WHAT TO DO:
Please copy the passage on clustering NBA players between "The goal here" and "of section 5.", inclusive, swapping "success on the court" for "performance on the court".

DOCUMENT SECTION:
-----
Clustering NBA Players Based on Advanced Stats from Basketball-Reference.com and FiveThirtyEight's DRAYMOND data.

The goal here is to group players effectively so that conclusions made about one player/style can be applied to a group of other similar ones. The aim is to cluster players according their skillesets, play style, and success on the court. In other words, the goal is to identify players who play similarly to other players.

The player clustering algorithm generates an arbitrary number of groupings of similar NBA players for a given target based on a 13-dimensional advanced-stat dataset pulled from Basketball-Ref.com and FiveThirtyEight's DRAYMOND data. The dataset was scaled, reduced a first time with PCA (Principal Component Analysis), scaled again, reduced a second time with LDA (Linear Discriminant Analysis) which preserved the clusters from the first clustering, and finally that result was scaled to produce the 2d output. There is a graph of the results at the end of section 5.

Take for example a player like LeBron James. Which NBAer approaches the game most similarly to him? The short answer is not many, because he's Lebron. Nevertheless there are players who are skilled scorers, passers, and defenders, and they will compare best to LeBron. Note: this isn't simply about comparing similar play styles, although it is about that too.

Consider player like Andre Iguodala, who approaches the game of basketball almost identically to LeBron: he's a servicable scorer, decent passer, decent rebounder, and a great defender. He's also similar in body size and plays the same position. In terms of how well-rounded Iguodala's game is, he's a dead ringer for LeBron. The problem is that he's only relatively decent at all the things LeBron transcends at. So although the two would compare favorably, Iguodala still might not be the best comp for LeBron.
-----
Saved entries
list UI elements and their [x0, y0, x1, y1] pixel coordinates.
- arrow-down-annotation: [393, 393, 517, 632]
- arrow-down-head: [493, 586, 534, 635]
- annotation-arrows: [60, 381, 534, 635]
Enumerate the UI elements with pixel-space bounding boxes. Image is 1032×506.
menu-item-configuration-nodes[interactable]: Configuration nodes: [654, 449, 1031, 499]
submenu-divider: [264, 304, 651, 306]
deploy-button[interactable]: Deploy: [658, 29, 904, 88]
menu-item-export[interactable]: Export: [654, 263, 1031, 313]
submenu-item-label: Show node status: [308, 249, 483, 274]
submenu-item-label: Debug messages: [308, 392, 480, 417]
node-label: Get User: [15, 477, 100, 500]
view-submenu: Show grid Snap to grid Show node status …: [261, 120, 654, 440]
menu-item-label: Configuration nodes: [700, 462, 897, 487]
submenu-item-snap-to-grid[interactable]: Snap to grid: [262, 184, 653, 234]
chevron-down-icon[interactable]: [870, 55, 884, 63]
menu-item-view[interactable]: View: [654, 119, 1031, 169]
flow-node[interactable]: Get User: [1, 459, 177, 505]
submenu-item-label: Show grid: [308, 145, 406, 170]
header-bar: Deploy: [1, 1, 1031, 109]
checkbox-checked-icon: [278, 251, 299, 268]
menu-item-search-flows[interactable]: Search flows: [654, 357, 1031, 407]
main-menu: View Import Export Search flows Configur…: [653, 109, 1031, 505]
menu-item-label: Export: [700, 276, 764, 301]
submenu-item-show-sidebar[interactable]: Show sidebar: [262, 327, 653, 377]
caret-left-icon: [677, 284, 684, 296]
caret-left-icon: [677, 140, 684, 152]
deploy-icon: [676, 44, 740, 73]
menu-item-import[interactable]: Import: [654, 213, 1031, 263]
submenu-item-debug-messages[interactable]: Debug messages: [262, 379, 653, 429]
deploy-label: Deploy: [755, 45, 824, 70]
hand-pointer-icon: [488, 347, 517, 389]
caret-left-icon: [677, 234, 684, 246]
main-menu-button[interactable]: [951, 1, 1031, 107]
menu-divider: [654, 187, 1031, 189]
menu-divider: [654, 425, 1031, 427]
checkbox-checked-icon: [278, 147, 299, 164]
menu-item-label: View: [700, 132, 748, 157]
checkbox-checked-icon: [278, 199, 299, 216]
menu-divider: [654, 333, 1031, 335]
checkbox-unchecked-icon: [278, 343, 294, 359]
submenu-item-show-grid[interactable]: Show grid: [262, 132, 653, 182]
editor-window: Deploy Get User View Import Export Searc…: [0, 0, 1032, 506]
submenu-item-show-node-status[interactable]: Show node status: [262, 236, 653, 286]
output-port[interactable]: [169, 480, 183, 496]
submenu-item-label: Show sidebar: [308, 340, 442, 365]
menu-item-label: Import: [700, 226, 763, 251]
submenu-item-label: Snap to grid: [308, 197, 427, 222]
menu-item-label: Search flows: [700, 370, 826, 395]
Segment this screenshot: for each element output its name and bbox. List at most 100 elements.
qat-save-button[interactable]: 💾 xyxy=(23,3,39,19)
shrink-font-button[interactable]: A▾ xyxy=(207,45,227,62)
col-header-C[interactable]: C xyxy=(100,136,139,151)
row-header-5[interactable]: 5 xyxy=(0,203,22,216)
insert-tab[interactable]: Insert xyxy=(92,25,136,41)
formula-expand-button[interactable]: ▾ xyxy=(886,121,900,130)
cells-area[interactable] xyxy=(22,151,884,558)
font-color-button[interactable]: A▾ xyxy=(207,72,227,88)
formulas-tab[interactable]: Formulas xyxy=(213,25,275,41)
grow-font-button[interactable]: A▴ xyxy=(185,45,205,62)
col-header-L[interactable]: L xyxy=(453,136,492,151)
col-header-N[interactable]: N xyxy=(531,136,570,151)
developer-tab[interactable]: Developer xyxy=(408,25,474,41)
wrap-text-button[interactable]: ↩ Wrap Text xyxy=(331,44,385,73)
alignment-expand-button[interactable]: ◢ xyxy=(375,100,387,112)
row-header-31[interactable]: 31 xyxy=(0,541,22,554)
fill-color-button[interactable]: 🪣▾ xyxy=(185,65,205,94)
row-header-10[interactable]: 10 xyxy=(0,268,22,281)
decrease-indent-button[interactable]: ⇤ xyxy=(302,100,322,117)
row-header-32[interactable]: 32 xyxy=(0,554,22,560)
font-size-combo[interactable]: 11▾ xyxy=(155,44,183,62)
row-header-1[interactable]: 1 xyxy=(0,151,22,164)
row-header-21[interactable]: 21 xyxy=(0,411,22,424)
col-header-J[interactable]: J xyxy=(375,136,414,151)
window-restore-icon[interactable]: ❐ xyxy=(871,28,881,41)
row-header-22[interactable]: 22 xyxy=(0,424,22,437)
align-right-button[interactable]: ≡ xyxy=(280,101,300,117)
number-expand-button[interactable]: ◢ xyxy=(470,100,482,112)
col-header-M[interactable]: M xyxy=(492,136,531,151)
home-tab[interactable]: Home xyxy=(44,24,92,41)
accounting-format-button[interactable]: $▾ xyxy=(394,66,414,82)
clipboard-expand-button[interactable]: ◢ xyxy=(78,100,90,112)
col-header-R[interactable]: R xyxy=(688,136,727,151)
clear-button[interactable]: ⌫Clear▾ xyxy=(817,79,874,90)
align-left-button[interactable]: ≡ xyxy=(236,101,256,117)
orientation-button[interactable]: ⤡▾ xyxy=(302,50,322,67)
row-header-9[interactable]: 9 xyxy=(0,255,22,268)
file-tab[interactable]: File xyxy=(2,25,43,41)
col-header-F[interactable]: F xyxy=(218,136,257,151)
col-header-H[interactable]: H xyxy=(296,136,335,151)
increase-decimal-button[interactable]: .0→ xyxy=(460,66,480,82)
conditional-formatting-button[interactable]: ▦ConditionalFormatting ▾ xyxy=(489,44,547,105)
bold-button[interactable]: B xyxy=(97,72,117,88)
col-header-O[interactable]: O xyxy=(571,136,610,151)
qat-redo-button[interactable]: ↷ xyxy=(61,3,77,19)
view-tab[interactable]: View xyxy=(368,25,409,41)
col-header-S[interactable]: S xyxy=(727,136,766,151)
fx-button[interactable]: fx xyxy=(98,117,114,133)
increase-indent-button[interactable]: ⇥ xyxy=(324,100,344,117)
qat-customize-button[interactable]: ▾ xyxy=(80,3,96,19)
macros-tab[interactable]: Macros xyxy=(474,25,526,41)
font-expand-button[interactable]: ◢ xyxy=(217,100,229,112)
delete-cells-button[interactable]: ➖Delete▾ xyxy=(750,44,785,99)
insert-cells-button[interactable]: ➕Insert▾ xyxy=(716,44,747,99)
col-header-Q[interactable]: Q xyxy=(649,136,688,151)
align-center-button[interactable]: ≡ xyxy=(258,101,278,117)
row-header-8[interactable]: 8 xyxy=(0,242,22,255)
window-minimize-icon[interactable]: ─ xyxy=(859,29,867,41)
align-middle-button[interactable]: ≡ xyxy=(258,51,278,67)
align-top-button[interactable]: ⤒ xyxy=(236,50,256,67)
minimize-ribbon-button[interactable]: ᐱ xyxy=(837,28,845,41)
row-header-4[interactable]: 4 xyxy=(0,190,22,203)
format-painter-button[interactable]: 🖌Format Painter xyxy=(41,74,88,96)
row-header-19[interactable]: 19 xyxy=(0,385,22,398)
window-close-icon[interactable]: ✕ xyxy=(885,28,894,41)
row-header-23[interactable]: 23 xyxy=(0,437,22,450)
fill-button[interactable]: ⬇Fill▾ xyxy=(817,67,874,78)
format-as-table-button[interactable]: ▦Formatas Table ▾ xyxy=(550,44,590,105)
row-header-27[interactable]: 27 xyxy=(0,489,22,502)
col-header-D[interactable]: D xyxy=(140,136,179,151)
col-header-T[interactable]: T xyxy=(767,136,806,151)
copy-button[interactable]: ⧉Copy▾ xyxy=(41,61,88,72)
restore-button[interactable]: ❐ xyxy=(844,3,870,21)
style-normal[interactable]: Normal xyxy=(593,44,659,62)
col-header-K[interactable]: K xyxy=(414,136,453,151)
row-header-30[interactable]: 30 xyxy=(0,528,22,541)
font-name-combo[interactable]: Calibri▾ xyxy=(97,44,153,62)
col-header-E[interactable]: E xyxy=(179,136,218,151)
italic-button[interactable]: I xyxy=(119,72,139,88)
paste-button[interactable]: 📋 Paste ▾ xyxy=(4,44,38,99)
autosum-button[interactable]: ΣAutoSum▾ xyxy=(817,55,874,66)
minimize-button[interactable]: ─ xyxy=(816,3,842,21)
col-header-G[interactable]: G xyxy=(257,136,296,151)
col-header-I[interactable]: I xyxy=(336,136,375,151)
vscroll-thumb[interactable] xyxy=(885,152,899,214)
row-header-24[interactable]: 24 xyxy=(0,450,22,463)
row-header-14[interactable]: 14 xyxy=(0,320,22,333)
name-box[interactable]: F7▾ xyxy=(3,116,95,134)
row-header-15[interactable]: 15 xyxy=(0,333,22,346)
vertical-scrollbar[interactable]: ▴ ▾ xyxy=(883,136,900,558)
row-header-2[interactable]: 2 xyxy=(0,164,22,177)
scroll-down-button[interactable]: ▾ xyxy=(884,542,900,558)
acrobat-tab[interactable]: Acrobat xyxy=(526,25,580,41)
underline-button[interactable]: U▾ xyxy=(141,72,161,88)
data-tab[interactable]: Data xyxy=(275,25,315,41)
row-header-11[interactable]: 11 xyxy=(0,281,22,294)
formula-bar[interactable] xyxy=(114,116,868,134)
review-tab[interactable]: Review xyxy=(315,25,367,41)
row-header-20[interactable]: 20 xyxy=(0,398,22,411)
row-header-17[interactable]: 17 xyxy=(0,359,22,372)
-----
REPLY TO THE EXERCISE:
The goal here is to group players effectively so that conclusions made about one player/style can be applied to a group of other similar ones. The aim is to cluster players according their skillesets, play style, and performance on the court. In other words, the goal is to identify players who play similarly to other players.

The player clustering algorithm generates an arbitrary number of groupings of similar NBA players for a given target based on a 13-dimensional advanced-stat dataset pulled from Basketball-Ref.com and FiveThirtyEight's DRAYMOND data. The dataset was scaled, reduced a first time with PCA (Principal Component Analysis), scaled again, reduced a second time with LDA (Linear Discriminant Analysis) which preserved the clusters from the first clustering, and finally that result was scaled to produce the 2d output. There is a graph of the results at the end of section 5.